Data excerpts
☆ ☆ ☆
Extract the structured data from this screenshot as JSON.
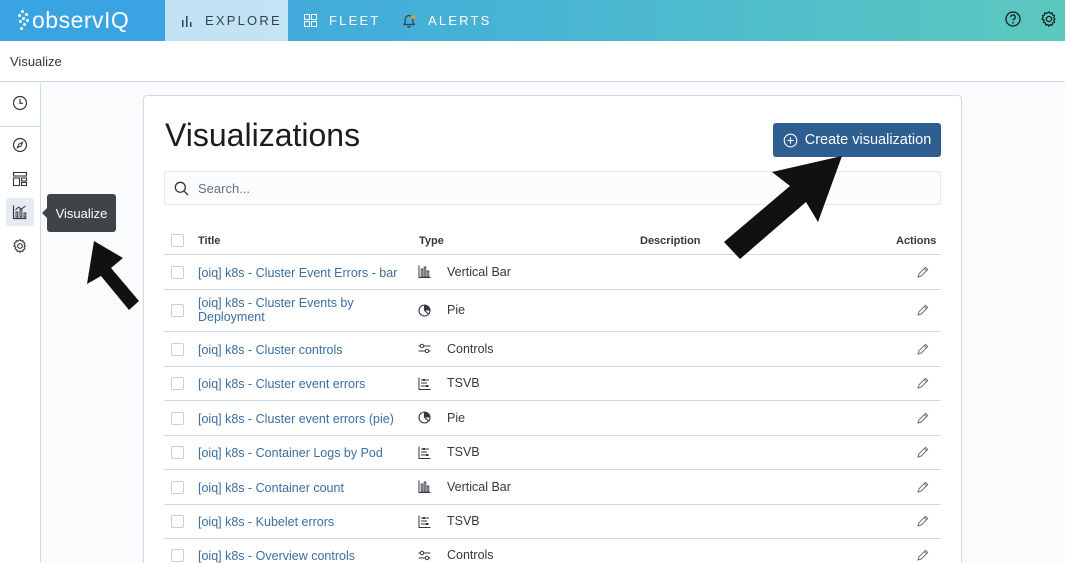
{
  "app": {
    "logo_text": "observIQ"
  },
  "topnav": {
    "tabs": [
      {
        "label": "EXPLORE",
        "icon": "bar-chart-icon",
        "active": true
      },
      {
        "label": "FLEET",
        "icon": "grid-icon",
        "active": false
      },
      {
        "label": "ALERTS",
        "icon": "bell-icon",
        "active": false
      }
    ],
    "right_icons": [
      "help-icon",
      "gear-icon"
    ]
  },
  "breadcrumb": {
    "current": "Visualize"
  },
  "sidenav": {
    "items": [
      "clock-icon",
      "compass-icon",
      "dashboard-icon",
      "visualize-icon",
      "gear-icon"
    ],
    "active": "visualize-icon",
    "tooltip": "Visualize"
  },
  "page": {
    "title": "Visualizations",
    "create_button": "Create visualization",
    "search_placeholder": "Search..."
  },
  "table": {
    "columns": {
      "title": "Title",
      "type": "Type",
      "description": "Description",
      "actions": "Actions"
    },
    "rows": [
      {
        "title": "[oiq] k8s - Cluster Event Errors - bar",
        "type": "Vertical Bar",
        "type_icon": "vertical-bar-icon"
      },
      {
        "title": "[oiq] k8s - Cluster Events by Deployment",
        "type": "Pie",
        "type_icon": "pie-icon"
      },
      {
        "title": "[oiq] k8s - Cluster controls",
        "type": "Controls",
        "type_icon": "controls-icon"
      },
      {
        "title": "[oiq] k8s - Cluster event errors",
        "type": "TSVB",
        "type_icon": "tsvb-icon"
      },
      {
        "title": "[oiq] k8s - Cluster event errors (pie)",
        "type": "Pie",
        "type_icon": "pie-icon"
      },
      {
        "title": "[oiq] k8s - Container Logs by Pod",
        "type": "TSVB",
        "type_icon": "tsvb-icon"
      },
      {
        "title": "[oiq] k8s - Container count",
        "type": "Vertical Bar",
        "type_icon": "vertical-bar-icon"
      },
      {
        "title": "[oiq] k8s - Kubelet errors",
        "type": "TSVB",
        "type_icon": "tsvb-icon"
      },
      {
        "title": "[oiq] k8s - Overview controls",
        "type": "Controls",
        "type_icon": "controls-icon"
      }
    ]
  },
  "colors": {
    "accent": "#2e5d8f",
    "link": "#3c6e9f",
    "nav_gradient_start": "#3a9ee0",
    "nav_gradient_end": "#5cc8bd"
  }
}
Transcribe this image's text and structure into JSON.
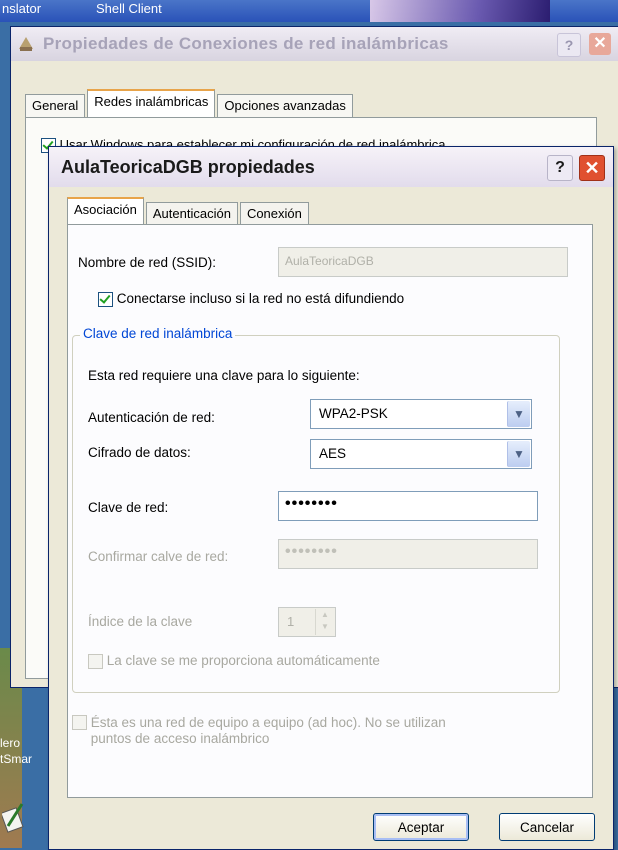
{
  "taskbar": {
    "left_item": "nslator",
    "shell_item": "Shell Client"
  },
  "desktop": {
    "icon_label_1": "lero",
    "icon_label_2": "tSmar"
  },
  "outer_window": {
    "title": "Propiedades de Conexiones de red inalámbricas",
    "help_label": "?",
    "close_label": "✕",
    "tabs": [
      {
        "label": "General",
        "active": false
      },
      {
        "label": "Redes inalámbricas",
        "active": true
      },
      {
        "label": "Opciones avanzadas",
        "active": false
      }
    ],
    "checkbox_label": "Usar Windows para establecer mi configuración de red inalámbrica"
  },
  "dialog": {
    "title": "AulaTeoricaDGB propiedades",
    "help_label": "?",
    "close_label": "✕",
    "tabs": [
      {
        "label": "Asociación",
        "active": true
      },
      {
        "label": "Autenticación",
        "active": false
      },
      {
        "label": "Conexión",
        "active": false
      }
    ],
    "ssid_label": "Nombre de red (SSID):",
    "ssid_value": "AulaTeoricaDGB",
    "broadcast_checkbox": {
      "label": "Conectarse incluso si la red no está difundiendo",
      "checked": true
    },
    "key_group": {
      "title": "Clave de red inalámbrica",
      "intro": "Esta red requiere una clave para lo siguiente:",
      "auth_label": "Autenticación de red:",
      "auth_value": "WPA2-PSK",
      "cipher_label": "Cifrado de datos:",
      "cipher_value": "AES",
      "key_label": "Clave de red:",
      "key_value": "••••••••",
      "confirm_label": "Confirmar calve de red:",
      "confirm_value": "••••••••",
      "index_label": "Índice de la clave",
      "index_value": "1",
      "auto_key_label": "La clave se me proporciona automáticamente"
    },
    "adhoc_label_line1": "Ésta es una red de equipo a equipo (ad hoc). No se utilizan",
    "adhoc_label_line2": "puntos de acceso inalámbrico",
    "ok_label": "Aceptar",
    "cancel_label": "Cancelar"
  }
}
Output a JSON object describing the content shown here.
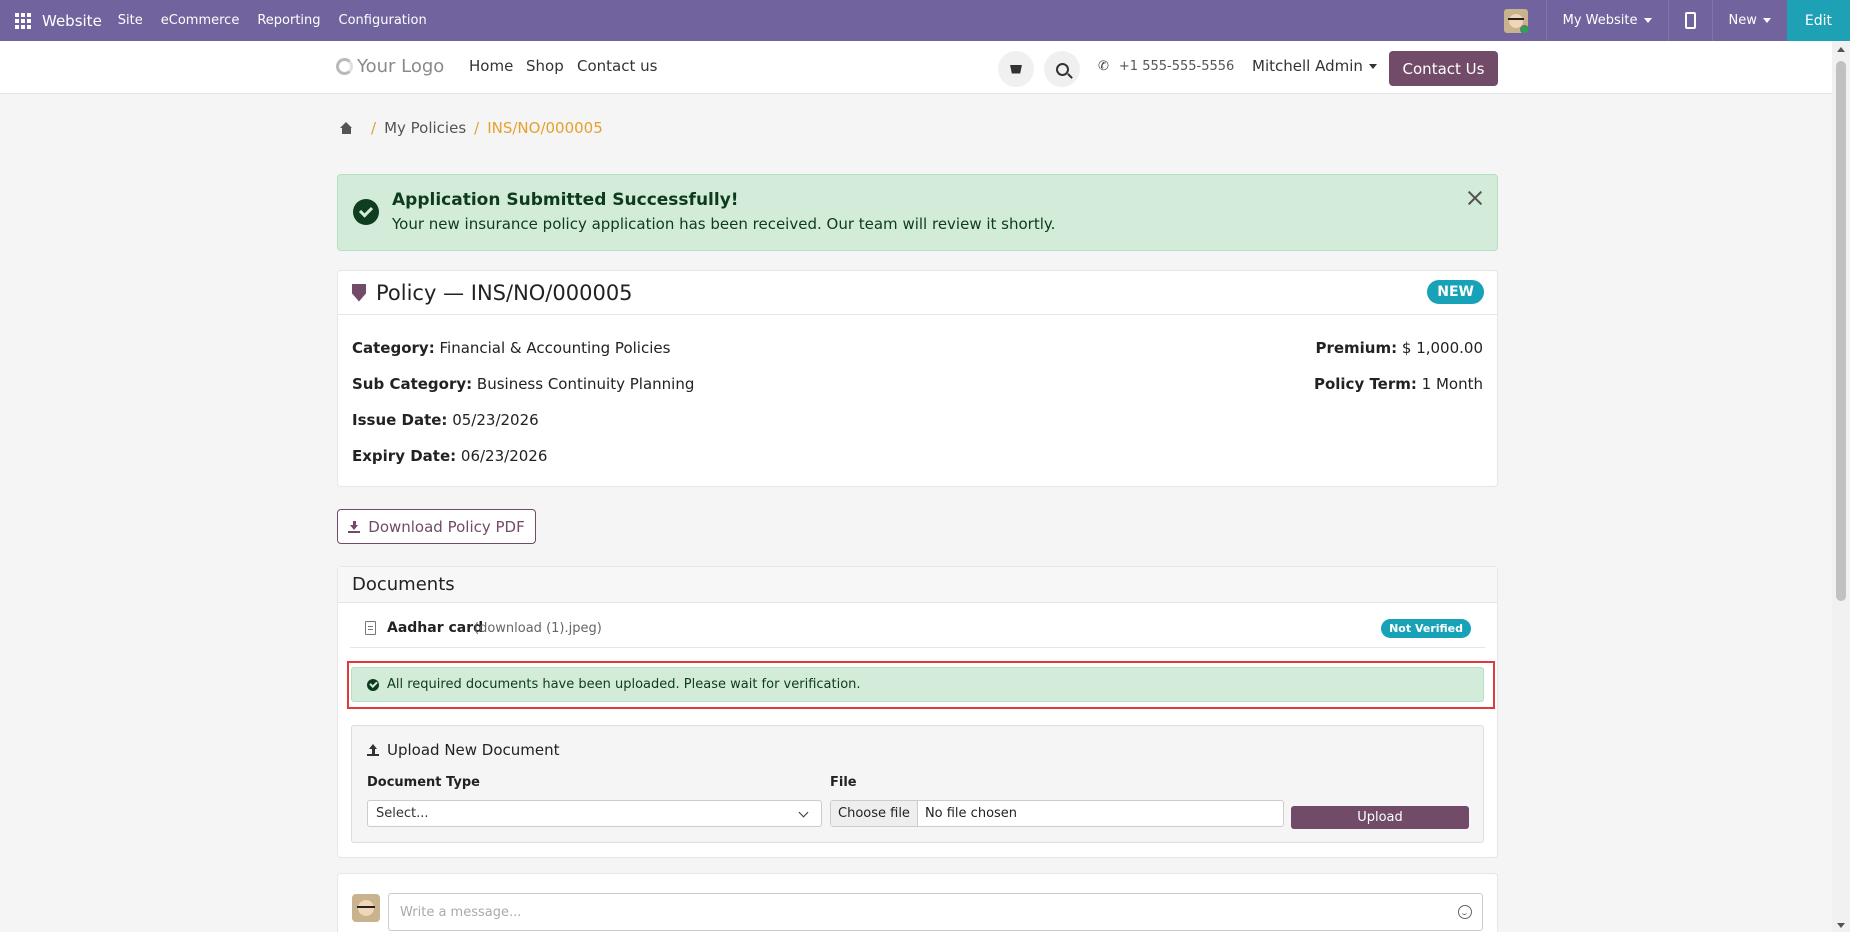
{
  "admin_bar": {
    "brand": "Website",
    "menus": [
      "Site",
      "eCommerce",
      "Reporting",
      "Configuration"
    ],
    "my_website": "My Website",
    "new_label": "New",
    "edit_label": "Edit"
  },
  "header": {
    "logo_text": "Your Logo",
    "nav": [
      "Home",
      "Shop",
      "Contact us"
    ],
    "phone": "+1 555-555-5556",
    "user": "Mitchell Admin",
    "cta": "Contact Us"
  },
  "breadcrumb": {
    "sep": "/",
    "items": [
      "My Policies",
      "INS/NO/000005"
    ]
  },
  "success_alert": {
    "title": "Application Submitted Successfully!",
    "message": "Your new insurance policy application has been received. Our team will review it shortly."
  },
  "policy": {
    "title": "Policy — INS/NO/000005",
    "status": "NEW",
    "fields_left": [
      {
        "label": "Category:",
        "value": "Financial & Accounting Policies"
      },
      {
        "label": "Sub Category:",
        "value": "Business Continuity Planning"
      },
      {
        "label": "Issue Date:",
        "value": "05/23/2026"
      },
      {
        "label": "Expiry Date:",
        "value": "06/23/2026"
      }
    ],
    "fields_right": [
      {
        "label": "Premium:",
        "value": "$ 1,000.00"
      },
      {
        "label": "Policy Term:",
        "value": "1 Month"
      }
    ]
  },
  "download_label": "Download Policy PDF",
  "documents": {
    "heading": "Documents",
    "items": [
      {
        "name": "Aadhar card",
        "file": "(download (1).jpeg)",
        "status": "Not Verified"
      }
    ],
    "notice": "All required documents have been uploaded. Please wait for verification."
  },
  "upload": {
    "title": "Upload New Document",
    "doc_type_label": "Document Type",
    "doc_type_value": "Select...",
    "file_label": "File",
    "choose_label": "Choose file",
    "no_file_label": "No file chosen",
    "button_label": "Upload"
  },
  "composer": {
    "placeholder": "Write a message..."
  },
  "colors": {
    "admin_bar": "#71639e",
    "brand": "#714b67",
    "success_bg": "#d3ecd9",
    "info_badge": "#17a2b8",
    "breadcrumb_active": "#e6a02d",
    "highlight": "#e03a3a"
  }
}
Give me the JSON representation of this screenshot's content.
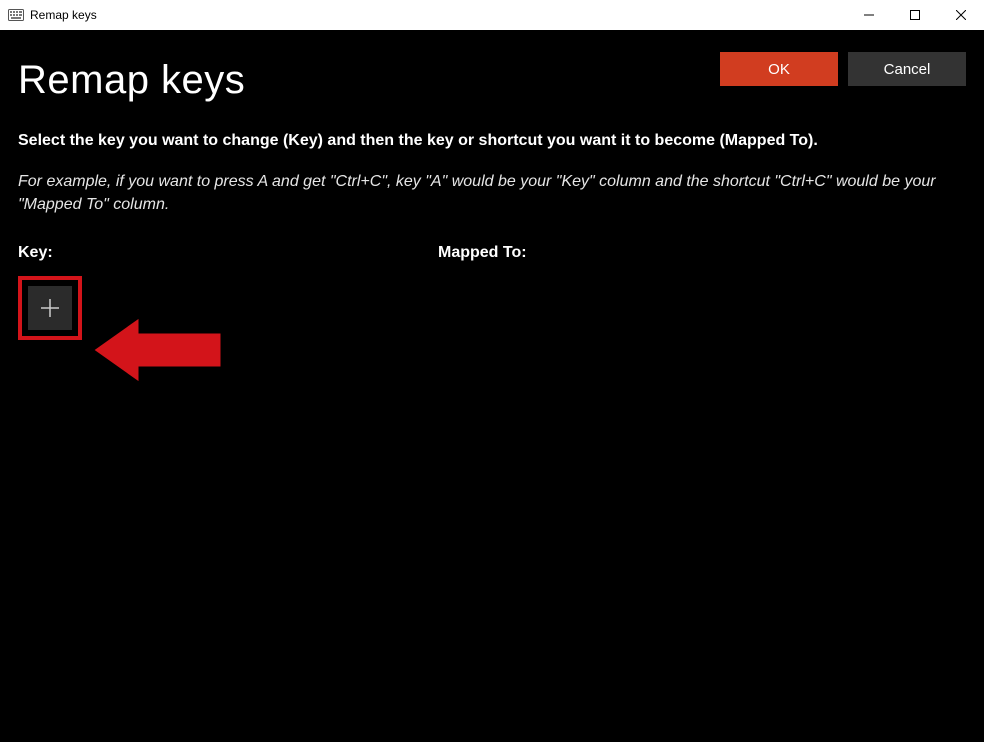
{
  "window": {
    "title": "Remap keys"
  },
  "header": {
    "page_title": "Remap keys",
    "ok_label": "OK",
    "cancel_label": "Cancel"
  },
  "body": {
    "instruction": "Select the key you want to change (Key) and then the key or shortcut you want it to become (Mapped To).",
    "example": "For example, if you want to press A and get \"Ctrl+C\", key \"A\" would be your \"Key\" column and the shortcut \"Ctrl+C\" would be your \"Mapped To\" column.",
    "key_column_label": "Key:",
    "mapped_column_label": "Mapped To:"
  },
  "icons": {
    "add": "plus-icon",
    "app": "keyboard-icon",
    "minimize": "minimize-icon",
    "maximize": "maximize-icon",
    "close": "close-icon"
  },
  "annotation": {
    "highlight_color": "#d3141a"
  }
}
☆ ☆ ☆
- **WORK REQUIRED**
Return all of the entries exactly as written, but drop any pictures they hold.

- **WRITTEN SOLUTION**
Extract the structured data from this screenshot as JSON.
{
  "app": {
    "logo_text": "observIQ"
  },
  "topnav": {
    "tabs": [
      {
        "label": "EXPLORE",
        "icon": "bar-chart-icon",
        "active": true
      },
      {
        "label": "FLEET",
        "icon": "grid-icon",
        "active": false
      },
      {
        "label": "ALERTS",
        "icon": "bell-icon",
        "active": false
      }
    ],
    "right_icons": [
      "help-icon",
      "gear-icon"
    ]
  },
  "breadcrumb": {
    "current": "Visualize"
  },
  "sidenav": {
    "items": [
      "clock-icon",
      "compass-icon",
      "dashboard-icon",
      "visualize-icon",
      "gear-icon"
    ],
    "active": "visualize-icon",
    "tooltip": "Visualize"
  },
  "page": {
    "title": "Visualizations",
    "create_button": "Create visualization",
    "search_placeholder": "Search..."
  },
  "table": {
    "columns": {
      "title": "Title",
      "type": "Type",
      "description": "Description",
      "actions": "Actions"
    },
    "rows": [
      {
        "title": "[oiq] k8s - Cluster Event Errors - bar",
        "type": "Vertical Bar",
        "type_icon": "vertical-bar-icon"
      },
      {
        "title": "[oiq] k8s - Cluster Events by Deployment",
        "type": "Pie",
        "type_icon": "pie-icon"
      },
      {
        "title": "[oiq] k8s - Cluster controls",
        "type": "Controls",
        "type_icon": "controls-icon"
      },
      {
        "title": "[oiq] k8s - Cluster event errors",
        "type": "TSVB",
        "type_icon": "tsvb-icon"
      },
      {
        "title": "[oiq] k8s - Cluster event errors (pie)",
        "type": "Pie",
        "type_icon": "pie-icon"
      },
      {
        "title": "[oiq] k8s - Container Logs by Pod",
        "type": "TSVB",
        "type_icon": "tsvb-icon"
      },
      {
        "title": "[oiq] k8s - Container count",
        "type": "Vertical Bar",
        "type_icon": "vertical-bar-icon"
      },
      {
        "title": "[oiq] k8s - Kubelet errors",
        "type": "TSVB",
        "type_icon": "tsvb-icon"
      },
      {
        "title": "[oiq] k8s - Overview controls",
        "type": "Controls",
        "type_icon": "controls-icon"
      }
    ]
  },
  "colors": {
    "accent": "#2e5d8f",
    "link": "#3c6e9f",
    "nav_gradient_start": "#3a9ee0",
    "nav_gradient_end": "#5cc8bd"
  }
}
Transcribe this image's text and structure into JSON.
{
  "taskbar": {
    "left_item": "nslator",
    "shell_item": "Shell Client"
  },
  "desktop": {
    "icon_label_1": "lero",
    "icon_label_2": "tSmar"
  },
  "outer_window": {
    "title": "Propiedades de Conexiones de red inalámbricas",
    "help_label": "?",
    "close_label": "✕",
    "tabs": [
      {
        "label": "General",
        "active": false
      },
      {
        "label": "Redes inalámbricas",
        "active": true
      },
      {
        "label": "Opciones avanzadas",
        "active": false
      }
    ],
    "checkbox_label": "Usar Windows para establecer mi configuración de red inalámbrica"
  },
  "dialog": {
    "title": "AulaTeoricaDGB propiedades",
    "help_label": "?",
    "close_label": "✕",
    "tabs": [
      {
        "label": "Asociación",
        "active": true
      },
      {
        "label": "Autenticación",
        "active": false
      },
      {
        "label": "Conexión",
        "active": false
      }
    ],
    "ssid_label": "Nombre de red (SSID):",
    "ssid_value": "AulaTeoricaDGB",
    "broadcast_checkbox": {
      "label": "Conectarse incluso si la red no está difundiendo",
      "checked": true
    },
    "key_group": {
      "title": "Clave de red inalámbrica",
      "intro": "Esta red requiere una clave para lo siguiente:",
      "auth_label": "Autenticación de red:",
      "auth_value": "WPA2-PSK",
      "cipher_label": "Cifrado de datos:",
      "cipher_value": "AES",
      "key_label": "Clave de red:",
      "key_value": "••••••••",
      "confirm_label": "Confirmar calve de red:",
      "confirm_value": "••••••••",
      "index_label": "Índice de la clave",
      "index_value": "1",
      "auto_key_label": "La clave se me proporciona automáticamente"
    },
    "adhoc_label_line1": "Ésta es una red de equipo a equipo (ad hoc). No se utilizan",
    "adhoc_label_line2": "puntos de acceso inalámbrico",
    "ok_label": "Aceptar",
    "cancel_label": "Cancelar"
  }
}
Output a JSON object describing the content shown here.
{
  "admin_bar": {
    "brand": "Website",
    "menus": [
      "Site",
      "eCommerce",
      "Reporting",
      "Configuration"
    ],
    "my_website": "My Website",
    "new_label": "New",
    "edit_label": "Edit"
  },
  "header": {
    "logo_text": "Your Logo",
    "nav": [
      "Home",
      "Shop",
      "Contact us"
    ],
    "phone": "+1 555-555-5556",
    "user": "Mitchell Admin",
    "cta": "Contact Us"
  },
  "breadcrumb": {
    "sep": "/",
    "items": [
      "My Policies",
      "INS/NO/000005"
    ]
  },
  "success_alert": {
    "title": "Application Submitted Successfully!",
    "message": "Your new insurance policy application has been received. Our team will review it shortly."
  },
  "policy": {
    "title": "Policy — INS/NO/000005",
    "status": "NEW",
    "fields_left": [
      {
        "label": "Category:",
        "value": "Financial & Accounting Policies"
      },
      {
        "label": "Sub Category:",
        "value": "Business Continuity Planning"
      },
      {
        "label": "Issue Date:",
        "value": "05/23/2026"
      },
      {
        "label": "Expiry Date:",
        "value": "06/23/2026"
      }
    ],
    "fields_right": [
      {
        "label": "Premium:",
        "value": "$ 1,000.00"
      },
      {
        "label": "Policy Term:",
        "value": "1 Month"
      }
    ]
  },
  "download_label": "Download Policy PDF",
  "documents": {
    "heading": "Documents",
    "items": [
      {
        "name": "Aadhar card",
        "file": "(download (1).jpeg)",
        "status": "Not Verified"
      }
    ],
    "notice": "All required documents have been uploaded. Please wait for verification."
  },
  "upload": {
    "title": "Upload New Document",
    "doc_type_label": "Document Type",
    "doc_type_value": "Select...",
    "file_label": "File",
    "choose_label": "Choose file",
    "no_file_label": "No file chosen",
    "button_label": "Upload"
  },
  "composer": {
    "placeholder": "Write a message..."
  },
  "colors": {
    "admin_bar": "#71639e",
    "brand": "#714b67",
    "success_bg": "#d3ecd9",
    "info_badge": "#17a2b8",
    "breadcrumb_active": "#e6a02d",
    "highlight": "#e03a3a"
  }
}
Give me the JSON representation of this screenshot's content.
{
  "window": {
    "title": "Remap keys"
  },
  "header": {
    "page_title": "Remap keys",
    "ok_label": "OK",
    "cancel_label": "Cancel"
  },
  "body": {
    "instruction": "Select the key you want to change (Key) and then the key or shortcut you want it to become (Mapped To).",
    "example": "For example, if you want to press A and get \"Ctrl+C\", key \"A\" would be your \"Key\" column and the shortcut \"Ctrl+C\" would be your \"Mapped To\" column.",
    "key_column_label": "Key:",
    "mapped_column_label": "Mapped To:"
  },
  "icons": {
    "add": "plus-icon",
    "app": "keyboard-icon",
    "minimize": "minimize-icon",
    "maximize": "maximize-icon",
    "close": "close-icon"
  },
  "annotation": {
    "highlight_color": "#d3141a"
  }
}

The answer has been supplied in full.